THE TASK:
Note how many lines contain "monter" and give that number, with nothing else.

◆ ◆ ◆ ◆

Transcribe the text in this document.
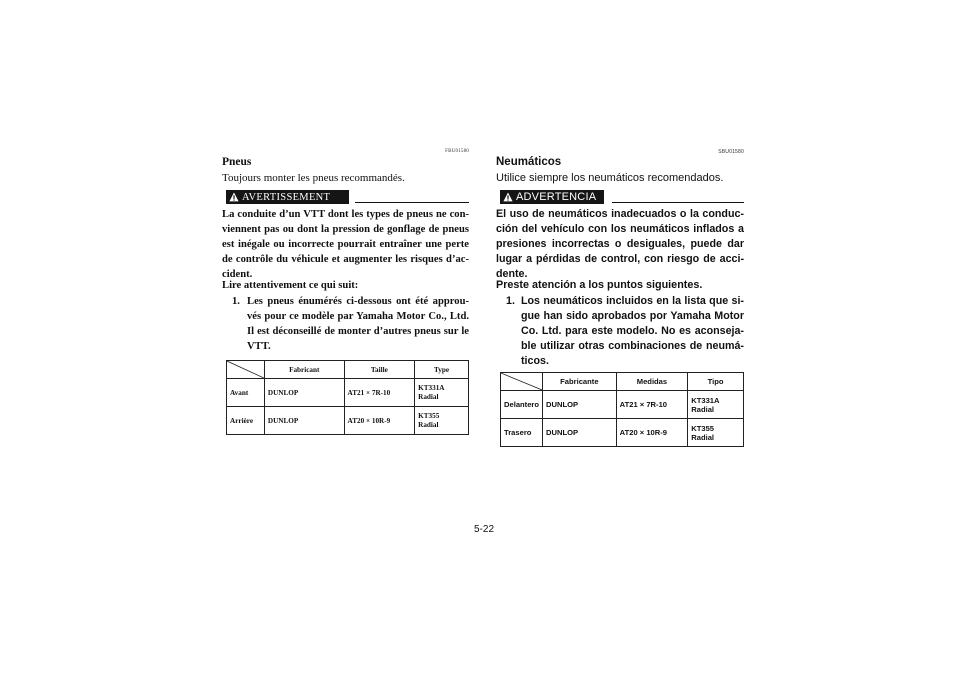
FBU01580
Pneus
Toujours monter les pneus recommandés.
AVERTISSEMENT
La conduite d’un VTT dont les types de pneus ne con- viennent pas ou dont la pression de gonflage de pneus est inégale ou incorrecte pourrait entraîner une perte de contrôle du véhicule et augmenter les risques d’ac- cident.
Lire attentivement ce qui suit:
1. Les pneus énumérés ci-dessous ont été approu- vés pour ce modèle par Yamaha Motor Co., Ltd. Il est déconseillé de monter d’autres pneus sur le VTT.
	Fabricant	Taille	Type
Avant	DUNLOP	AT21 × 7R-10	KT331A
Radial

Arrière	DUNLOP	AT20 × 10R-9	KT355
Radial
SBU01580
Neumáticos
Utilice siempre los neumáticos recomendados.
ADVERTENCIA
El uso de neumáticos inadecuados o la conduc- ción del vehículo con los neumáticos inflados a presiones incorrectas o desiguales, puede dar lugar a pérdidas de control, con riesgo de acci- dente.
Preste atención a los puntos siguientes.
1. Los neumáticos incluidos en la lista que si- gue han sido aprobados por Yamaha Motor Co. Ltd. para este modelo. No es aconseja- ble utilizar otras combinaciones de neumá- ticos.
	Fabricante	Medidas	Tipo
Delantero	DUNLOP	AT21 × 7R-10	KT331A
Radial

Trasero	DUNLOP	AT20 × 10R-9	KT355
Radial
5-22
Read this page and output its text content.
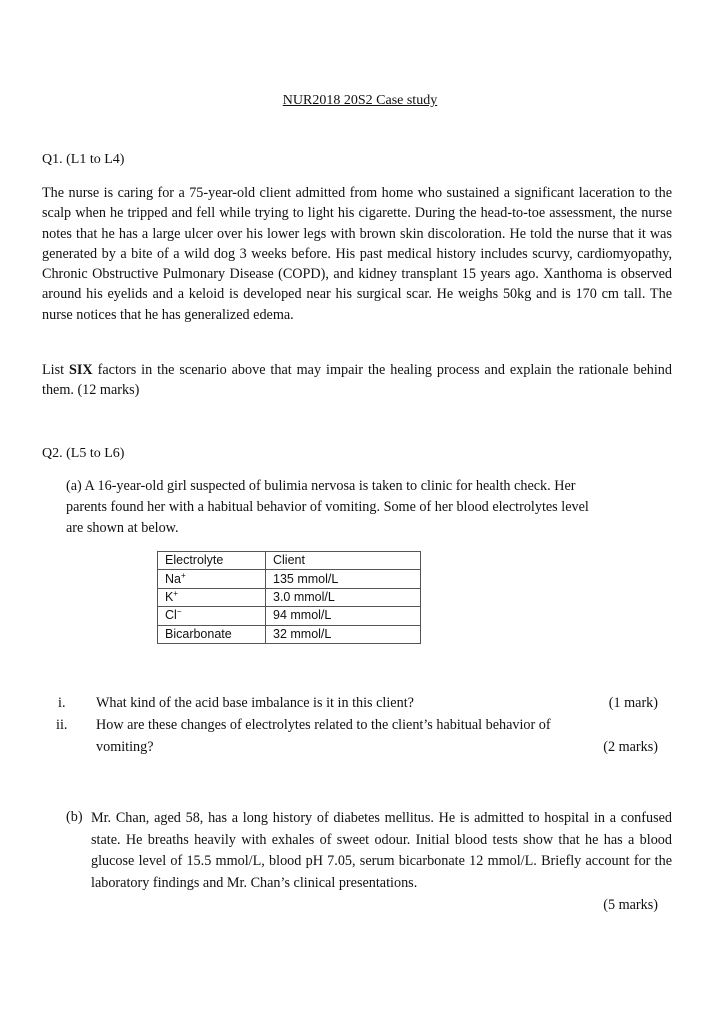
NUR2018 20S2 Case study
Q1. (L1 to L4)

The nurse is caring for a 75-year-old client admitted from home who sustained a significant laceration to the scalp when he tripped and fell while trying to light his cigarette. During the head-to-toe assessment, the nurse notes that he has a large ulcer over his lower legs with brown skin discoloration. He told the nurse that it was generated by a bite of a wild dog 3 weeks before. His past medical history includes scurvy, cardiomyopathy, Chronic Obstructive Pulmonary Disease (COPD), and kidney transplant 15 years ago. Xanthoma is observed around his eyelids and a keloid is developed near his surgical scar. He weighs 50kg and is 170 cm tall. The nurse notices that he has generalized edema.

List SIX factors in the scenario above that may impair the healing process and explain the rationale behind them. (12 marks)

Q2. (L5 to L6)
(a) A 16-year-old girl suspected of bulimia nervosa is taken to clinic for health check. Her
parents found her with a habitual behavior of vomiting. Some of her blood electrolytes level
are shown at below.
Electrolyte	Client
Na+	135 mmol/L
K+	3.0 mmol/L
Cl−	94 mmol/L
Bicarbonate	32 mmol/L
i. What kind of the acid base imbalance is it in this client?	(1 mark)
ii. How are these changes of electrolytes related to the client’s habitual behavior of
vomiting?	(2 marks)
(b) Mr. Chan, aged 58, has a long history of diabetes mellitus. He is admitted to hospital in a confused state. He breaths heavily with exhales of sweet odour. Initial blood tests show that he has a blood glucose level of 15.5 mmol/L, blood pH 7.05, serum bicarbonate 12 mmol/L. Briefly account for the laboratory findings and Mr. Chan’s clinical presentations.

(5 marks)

◆ ◆ ◆ ◆

RESULT FOR THIS EXERCISE:
2